Data entries:
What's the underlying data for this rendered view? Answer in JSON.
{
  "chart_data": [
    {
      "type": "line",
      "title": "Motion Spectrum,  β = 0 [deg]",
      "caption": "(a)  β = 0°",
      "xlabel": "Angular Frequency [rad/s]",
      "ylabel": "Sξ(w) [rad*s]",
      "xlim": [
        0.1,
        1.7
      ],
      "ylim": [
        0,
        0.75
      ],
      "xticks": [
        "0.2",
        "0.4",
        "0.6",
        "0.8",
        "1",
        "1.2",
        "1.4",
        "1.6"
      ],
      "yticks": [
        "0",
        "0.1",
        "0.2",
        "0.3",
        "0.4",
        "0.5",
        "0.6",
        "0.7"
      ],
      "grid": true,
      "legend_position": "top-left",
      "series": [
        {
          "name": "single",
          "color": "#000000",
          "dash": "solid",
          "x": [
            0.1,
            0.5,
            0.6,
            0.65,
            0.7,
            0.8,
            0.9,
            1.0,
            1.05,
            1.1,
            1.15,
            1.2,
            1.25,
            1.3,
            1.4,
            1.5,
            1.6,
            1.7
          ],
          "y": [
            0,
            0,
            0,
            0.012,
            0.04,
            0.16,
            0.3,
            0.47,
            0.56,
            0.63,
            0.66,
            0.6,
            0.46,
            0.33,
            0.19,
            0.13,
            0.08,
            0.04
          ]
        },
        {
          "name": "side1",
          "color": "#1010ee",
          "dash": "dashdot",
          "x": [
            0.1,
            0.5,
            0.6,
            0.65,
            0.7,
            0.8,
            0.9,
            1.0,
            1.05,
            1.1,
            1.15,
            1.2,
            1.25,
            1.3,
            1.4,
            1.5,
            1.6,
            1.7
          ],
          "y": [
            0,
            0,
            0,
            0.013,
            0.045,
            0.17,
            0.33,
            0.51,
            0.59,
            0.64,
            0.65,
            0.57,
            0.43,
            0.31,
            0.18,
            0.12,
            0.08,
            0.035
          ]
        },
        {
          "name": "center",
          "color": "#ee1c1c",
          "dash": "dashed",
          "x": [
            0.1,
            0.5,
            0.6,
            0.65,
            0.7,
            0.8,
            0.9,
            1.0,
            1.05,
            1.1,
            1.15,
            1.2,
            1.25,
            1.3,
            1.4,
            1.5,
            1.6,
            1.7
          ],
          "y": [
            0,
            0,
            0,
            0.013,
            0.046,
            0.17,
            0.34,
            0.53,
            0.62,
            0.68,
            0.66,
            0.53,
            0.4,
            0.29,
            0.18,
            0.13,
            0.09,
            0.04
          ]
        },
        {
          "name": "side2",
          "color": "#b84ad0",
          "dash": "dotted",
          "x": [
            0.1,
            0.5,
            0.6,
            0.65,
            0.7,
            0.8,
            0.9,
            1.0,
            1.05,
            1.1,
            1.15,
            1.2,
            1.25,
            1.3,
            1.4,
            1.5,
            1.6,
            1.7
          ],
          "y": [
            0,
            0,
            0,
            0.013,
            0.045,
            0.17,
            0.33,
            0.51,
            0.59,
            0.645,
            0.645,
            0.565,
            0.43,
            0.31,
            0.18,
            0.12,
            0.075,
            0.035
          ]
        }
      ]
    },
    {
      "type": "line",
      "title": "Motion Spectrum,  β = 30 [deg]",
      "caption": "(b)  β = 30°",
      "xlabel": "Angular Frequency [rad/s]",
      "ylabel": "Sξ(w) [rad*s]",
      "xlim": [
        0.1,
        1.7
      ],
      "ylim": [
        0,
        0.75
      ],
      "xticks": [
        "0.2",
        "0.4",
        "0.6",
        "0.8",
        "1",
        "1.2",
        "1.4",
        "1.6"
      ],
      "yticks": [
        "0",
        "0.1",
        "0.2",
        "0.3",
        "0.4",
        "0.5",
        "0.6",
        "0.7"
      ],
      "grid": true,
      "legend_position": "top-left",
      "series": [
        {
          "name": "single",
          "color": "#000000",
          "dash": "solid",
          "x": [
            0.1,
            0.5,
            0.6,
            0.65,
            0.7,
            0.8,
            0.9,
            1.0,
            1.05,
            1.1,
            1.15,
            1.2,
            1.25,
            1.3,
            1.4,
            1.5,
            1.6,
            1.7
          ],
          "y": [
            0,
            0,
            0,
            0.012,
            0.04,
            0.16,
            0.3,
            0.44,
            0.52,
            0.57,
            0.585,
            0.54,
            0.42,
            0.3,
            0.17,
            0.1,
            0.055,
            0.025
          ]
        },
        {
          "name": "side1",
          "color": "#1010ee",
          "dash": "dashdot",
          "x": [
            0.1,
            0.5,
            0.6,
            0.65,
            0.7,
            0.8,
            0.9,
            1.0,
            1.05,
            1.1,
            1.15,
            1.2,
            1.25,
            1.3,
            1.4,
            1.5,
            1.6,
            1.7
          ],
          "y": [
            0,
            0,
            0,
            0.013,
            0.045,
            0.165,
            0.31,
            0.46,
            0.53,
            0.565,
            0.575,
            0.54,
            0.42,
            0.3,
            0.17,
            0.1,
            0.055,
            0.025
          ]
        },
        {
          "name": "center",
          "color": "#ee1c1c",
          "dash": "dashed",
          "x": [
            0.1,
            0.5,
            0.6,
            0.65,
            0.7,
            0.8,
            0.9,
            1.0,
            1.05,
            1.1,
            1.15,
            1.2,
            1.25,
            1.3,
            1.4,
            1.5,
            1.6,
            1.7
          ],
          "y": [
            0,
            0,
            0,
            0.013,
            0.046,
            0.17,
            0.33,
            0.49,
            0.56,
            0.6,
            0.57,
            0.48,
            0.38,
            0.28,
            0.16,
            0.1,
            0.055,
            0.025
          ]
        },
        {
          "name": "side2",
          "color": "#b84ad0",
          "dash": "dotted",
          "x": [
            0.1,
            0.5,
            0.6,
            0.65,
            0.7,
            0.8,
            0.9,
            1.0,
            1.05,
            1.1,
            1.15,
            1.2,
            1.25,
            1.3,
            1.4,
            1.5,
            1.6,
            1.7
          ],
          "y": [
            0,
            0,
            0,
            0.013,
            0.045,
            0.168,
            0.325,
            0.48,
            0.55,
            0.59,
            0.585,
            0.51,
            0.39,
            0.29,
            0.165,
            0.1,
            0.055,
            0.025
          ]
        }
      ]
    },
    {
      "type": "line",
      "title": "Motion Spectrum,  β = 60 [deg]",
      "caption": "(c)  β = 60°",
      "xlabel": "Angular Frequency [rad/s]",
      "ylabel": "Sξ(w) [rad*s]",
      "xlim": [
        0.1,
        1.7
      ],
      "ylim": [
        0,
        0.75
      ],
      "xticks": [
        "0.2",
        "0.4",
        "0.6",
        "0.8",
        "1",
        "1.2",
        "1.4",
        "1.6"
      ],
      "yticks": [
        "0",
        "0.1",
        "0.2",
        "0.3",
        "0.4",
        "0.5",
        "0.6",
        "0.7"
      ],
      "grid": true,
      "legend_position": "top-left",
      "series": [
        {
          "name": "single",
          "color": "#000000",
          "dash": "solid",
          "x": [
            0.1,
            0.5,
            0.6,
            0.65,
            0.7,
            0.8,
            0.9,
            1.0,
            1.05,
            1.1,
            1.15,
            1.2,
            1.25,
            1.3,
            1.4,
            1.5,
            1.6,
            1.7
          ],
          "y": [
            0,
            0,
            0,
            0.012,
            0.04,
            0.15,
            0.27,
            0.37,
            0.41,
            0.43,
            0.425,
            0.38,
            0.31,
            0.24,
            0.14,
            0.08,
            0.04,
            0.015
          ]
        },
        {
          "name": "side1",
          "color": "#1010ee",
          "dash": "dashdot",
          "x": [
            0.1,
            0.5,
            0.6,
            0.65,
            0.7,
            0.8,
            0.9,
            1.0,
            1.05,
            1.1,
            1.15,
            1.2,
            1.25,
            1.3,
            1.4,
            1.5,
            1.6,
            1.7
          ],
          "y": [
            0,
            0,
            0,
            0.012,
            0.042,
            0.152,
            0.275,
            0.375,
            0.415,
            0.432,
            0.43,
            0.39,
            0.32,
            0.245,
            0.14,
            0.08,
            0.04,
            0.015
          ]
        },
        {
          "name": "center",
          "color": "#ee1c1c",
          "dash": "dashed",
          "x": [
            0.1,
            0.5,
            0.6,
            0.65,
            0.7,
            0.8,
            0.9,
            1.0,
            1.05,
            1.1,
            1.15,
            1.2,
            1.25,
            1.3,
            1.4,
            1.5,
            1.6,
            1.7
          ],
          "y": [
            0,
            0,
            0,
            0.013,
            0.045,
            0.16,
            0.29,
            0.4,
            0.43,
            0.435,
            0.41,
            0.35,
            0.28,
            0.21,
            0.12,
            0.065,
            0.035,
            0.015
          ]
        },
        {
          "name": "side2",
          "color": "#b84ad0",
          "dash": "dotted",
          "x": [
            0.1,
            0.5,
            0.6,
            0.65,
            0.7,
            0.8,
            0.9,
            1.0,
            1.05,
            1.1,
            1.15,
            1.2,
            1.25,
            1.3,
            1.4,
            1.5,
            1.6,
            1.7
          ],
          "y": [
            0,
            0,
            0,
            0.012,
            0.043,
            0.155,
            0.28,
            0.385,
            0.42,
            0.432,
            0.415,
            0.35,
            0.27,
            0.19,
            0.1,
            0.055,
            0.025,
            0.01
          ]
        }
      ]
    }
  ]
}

_What you will do_. In the listing, find each line with the string "Spectrum" and copy it.

_Output for this task_.
      "title": "Motion Spectrum,  β = 0 [deg]",
      "title": "Motion Spectrum,  β = 30 [deg]",
      "title": "Motion Spectrum,  β = 60 [deg]",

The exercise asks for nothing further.